───── Document extract
Researchers remyelinate neurons
German neurogenetics at the Max-Planck-Institute for Experimental Medicine have cured the rare incurable hereditary Charcot-Marie-Tooth disease by simply supplementing the food of mice carrying the disease-causing duplication of the PMP22 gene with lecithin. The phospholipid supplementation enabled Schwann cells deficient in lipid synthesis to restore the insulating myelin sheet around peripheral neurons which is needed to speed up neuronal transmission.
Peripheral nerves of patients with Charcot-Marie-Tooth disease 1A (CMT1A) display aberrant myelination during postnatal development, followed by slowly progressive demyelination and axonal loss during adult life. A research team headed by Michael W. Sereda now demonstrated that myelinating Schwann cells of CMT1A rats carried a transcriptional defect that results in impaired myelin lipid biosynthesis. The distorted stoichiometry of myelin proteins and lipids results in ultrastructural changes of the myelin sheath.
──────────
Tasks to carry out:
**A.** Extract the passage of the remyelination article between "Researchers remyelinate neurons" and "up neuronal transmission.", inclusive.
**B.** Write the next part of the remyelination article, picking up after its final sentence.
The entries that follow are separate material, not part of the remyelination article.
───── Dataset excerpts
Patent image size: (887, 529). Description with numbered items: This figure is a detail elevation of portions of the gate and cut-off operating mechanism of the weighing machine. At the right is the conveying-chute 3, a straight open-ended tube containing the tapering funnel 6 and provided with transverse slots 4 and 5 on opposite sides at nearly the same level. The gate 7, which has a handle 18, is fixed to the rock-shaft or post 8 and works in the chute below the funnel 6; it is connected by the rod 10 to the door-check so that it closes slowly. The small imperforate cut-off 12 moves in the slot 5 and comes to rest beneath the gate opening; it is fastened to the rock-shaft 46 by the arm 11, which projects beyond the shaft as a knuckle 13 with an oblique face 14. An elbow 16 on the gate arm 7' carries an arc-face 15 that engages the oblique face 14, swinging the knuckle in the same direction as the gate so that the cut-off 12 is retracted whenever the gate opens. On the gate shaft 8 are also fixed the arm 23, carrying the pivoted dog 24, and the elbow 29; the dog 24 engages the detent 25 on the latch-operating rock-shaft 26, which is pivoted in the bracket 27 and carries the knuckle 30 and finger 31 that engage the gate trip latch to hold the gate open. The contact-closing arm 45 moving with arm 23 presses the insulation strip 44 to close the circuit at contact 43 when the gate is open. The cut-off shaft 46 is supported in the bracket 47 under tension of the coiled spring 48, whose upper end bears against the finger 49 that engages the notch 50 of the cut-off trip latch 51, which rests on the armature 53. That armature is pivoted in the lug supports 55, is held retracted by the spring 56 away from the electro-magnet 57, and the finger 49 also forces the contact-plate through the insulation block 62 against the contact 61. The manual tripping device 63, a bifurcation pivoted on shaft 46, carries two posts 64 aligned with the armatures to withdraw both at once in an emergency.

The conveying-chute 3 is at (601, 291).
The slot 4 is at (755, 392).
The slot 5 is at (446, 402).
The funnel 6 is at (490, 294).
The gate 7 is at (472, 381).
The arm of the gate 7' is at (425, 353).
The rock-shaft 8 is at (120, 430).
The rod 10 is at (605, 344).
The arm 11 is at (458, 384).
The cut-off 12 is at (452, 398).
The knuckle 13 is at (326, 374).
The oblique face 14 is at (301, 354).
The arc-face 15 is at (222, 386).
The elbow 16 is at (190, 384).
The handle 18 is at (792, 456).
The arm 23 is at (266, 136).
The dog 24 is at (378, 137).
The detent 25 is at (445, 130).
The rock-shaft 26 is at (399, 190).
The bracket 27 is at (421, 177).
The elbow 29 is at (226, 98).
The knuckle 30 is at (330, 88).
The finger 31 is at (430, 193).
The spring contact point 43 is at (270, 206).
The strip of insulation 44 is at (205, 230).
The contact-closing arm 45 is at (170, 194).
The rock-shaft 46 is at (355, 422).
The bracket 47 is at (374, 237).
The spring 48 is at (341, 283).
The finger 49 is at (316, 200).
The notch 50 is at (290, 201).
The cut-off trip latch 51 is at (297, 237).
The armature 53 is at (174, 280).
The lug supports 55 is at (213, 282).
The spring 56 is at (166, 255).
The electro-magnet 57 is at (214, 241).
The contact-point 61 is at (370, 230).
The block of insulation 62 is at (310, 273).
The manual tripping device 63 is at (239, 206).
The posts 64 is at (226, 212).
──────────
Answer section:
**A.**
Researchers remyelinate neurons
German neurogenetics at the Max-Planck-Institute for Experimental Medicine have cured the rare incurable hereditary Charcot-Marie-Tooth disease by simply supplementing the food of mice carrying the disease-causing duplication of the PMP22 gene with lecithin. The phospholipid supplementation enabled Schwann cells deficient in lipid synthesis to restore the insulating myelin sheet around peripheral neurons which is needed to speed up neuronal transmission.

**B.**
However when the researchers added external phospholipids to the rats feed, the animals overcame the myelination deficit of affected Schwann cells. The complementation of lipids, visualised by flourescence microscopy of labeled phopholipids, rescued the number of myelinated axons in the peripheral nerves of the rats and led to a marked amelioration of neuropathic symptoms. The promising data from the animal testing and especially the already proven compatibility of with humans, promote lecithin as a therapeutic agent for the Charcot-Marie-Tooth disease as well as possibly for similar demyelinating diseases, said Sereda. He now plans to use these findings from animal models in order to help patients by initiating clinical trials.
As the hormone progesterone increases the expression of PMP22 in Schwann cell cultures and in the peripheral nervous system in vivo targeting of the progesterone receptor with antagonists may reduce overexpression of Pmp22 and improve the CMT phenotype without obvious side effects. Thus, the progesterone receptor of myelin-forming Schwann cells is a promising pharmacological target for therapy of CMT-1A that needs further validation in humans.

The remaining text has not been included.